__TASK TO CARRY OUT__: Give back every line exactly as it appears, pictures excluded.

__SOURCE MATERIAL__:
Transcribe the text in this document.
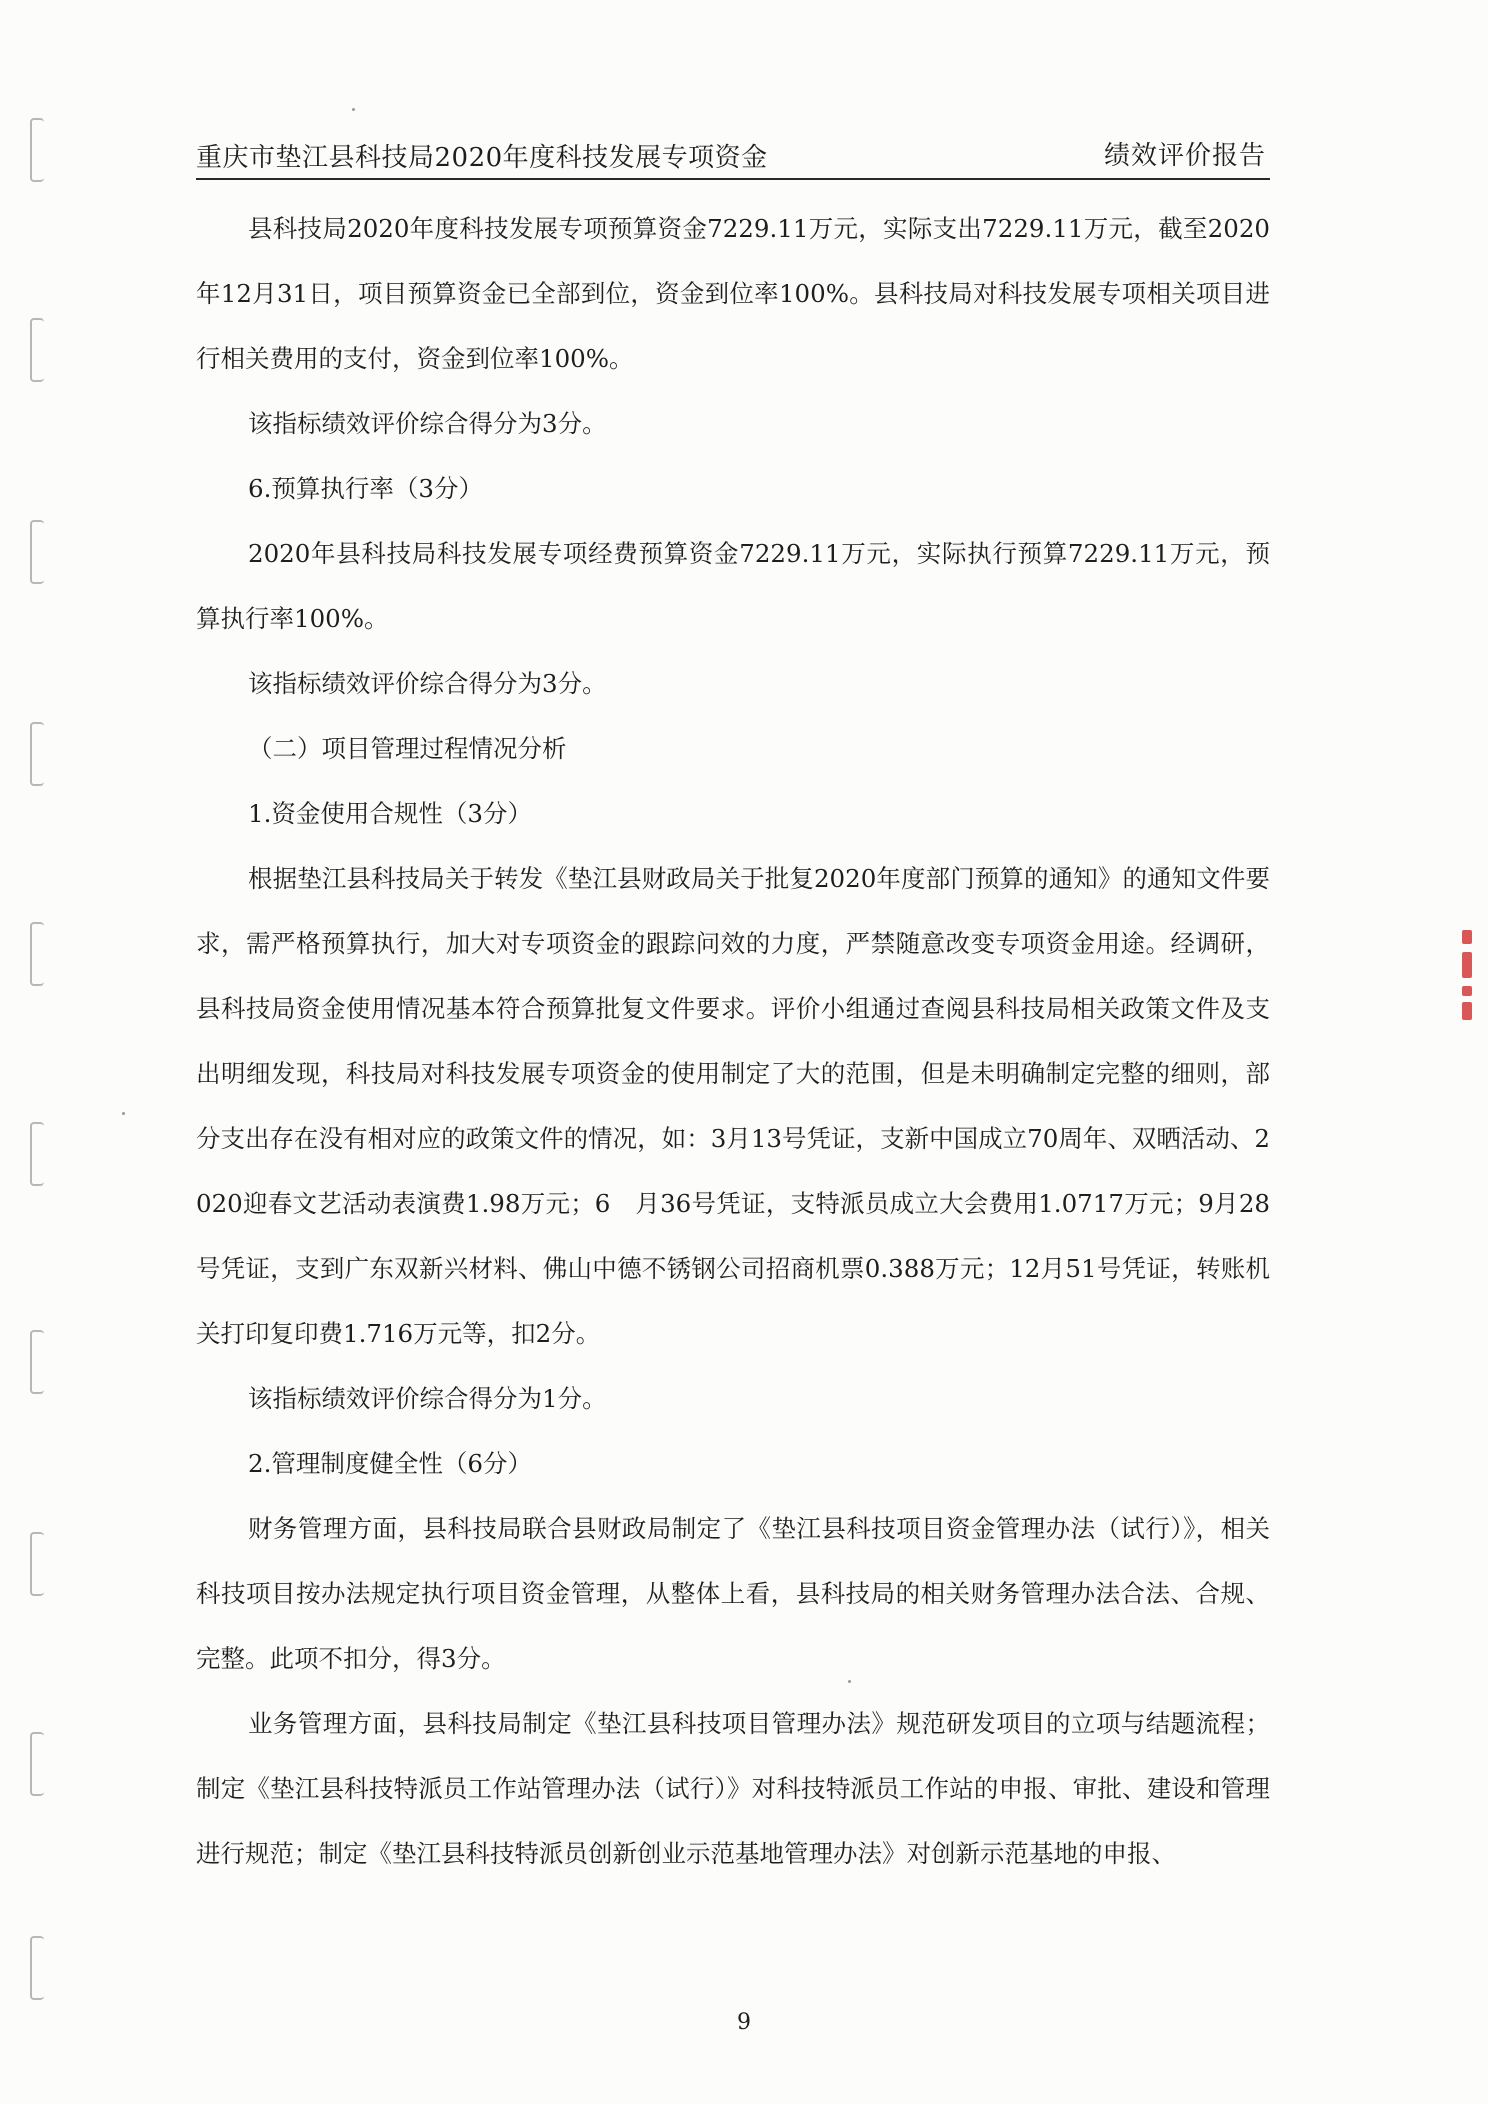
重庆市垫江县科技局2020年度科技发展专项资金	绩效评价报告

县科技局2020年度科技发展专项预算资金7229.11万元，实际支出7229.11万元，截至2020年12月31日，项目预算资金已全部到位，资金到位率100%。县科技局对科技发展专项相关项目进行相关费用的支付，资金到位率100%。

该指标绩效评价综合得分为3分。

6.预算执行率（3分）

2020年县科技局科技发展专项经费预算资金7229.11万元，实际执行预算7229.11万元，预算执行率100%。

该指标绩效评价综合得分为3分。

（二）项目管理过程情况分析

1.资金使用合规性（3分）

根据垫江县科技局关于转发《垫江县财政局关于批复2020年度部门预算的通知》的通知文件要求，需严格预算执行，加大对专项资金的跟踪问效的力度，严禁随意改变专项资金用途。经调研，县科技局资金使用情况基本符合预算批复文件要求。评价小组通过查阅县科技局相关政策文件及支出明细发现，科技局对科技发展专项资金的使用制定了大的范围，但是未明确制定完整的细则，部分支出存在没有相对应的政策文件的情况，如：3月13号凭证，支新中国成立70周年、双晒活动、2020迎春文艺活动表演费1.98万元；6　月36号凭证，支特派员成立大会费用1.0717万元；9月28号凭证，支到广东双新兴材料、佛山中德不锈钢公司招商机票0.388万元；12月51号凭证，转账机关打印复印费1.716万元等，扣2分。

该指标绩效评价综合得分为1分。

2.管理制度健全性（6分）

财务管理方面，县科技局联合县财政局制定了《垫江县科技项目资金管理办法（试行）》，相关科技项目按办法规定执行项目资金管理，从整体上看，县科技局的相关财务管理办法合法、合规、完整。此项不扣分，得3分。

业务管理方面，县科技局制定《垫江县科技项目管理办法》规范研发项目的立项与结题流程；制定《垫江县科技特派员工作站管理办法（试行）》对科技特派员工作站的申报、审批、建设和管理进行规范；制定《垫江县科技特派员创新创业示范基地管理办法》对创新示范基地的申报、

9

__RESULT FOR THIS TASK__:
Transcribe the text in this document.
重庆市垫江县科技局2020年度科技发展专项资金	绩效评价报告

县科技局2020年度科技发展专项预算资金7229.11万元，实际支出7229.11万元，截至2020年12月31日，项目预算资金已全部到位，资金到位率100%。县科技局对科技发展专项相关项目进行相关费用的支付，资金到位率100%。

该指标绩效评价综合得分为3分。

6.预算执行率（3分）

2020年县科技局科技发展专项经费预算资金7229.11万元，实际执行预算7229.11万元，预算执行率100%。

该指标绩效评价综合得分为3分。

（二）项目管理过程情况分析

1.资金使用合规性（3分）

根据垫江县科技局关于转发《垫江县财政局关于批复2020年度部门预算的通知》的通知文件要求，需严格预算执行，加大对专项资金的跟踪问效的力度，严禁随意改变专项资金用途。经调研，县科技局资金使用情况基本符合预算批复文件要求。评价小组通过查阅县科技局相关政策文件及支出明细发现，科技局对科技发展专项资金的使用制定了大的范围，但是未明确制定完整的细则，部分支出存在没有相对应的政策文件的情况，如：3月13号凭证，支新中国成立70周年、双晒活动、2020迎春文艺活动表演费1.98万元；6　月36号凭证，支特派员成立大会费用1.0717万元；9月28号凭证，支到广东双新兴材料、佛山中德不锈钢公司招商机票0.388万元；12月51号凭证，转账机关打印复印费1.716万元等，扣2分。

该指标绩效评价综合得分为1分。

2.管理制度健全性（6分）

财务管理方面，县科技局联合县财政局制定了《垫江县科技项目资金管理办法（试行）》，相关科技项目按办法规定执行项目资金管理，从整体上看，县科技局的相关财务管理办法合法、合规、完整。此项不扣分，得3分。

业务管理方面，县科技局制定《垫江县科技项目管理办法》规范研发项目的立项与结题流程；制定《垫江县科技特派员工作站管理办法（试行）》对科技特派员工作站的申报、审批、建设和管理进行规范；制定《垫江县科技特派员创新创业示范基地管理办法》对创新示范基地的申报、

9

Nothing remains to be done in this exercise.